== What to do ==
Filter out everything except lines holding "structured".

[Lines of data]
.....

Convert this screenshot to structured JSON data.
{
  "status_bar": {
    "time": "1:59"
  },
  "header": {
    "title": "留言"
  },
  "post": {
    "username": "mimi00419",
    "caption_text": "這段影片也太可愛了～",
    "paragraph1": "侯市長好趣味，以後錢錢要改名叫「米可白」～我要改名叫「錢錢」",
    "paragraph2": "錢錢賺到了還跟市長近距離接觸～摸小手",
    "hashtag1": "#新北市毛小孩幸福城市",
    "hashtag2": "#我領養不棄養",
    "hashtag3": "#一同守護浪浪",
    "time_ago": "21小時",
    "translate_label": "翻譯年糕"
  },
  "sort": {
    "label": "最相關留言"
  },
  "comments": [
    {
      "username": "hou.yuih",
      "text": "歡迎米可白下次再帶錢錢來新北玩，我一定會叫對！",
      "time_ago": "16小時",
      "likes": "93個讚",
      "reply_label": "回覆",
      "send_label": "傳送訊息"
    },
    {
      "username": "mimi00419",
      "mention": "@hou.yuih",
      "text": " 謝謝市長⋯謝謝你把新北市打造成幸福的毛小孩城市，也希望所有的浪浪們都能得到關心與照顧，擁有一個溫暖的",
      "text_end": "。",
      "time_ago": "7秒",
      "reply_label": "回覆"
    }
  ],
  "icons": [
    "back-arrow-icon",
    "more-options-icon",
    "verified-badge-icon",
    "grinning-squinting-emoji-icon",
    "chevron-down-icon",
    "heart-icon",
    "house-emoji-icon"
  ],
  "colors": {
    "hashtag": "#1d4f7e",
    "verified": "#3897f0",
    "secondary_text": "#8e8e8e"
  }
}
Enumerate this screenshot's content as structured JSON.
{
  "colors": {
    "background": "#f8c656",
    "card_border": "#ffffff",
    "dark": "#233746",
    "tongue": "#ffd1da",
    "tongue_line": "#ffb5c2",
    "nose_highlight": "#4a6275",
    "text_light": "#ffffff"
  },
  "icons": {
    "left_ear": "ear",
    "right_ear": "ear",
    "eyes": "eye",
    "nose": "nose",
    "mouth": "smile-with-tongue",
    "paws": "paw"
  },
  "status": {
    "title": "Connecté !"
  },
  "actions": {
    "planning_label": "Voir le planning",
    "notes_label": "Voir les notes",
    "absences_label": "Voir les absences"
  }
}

.....

== Solution ==
Convert this screenshot to structured JSON data.
Enumerate this screenshot's content as structured JSON.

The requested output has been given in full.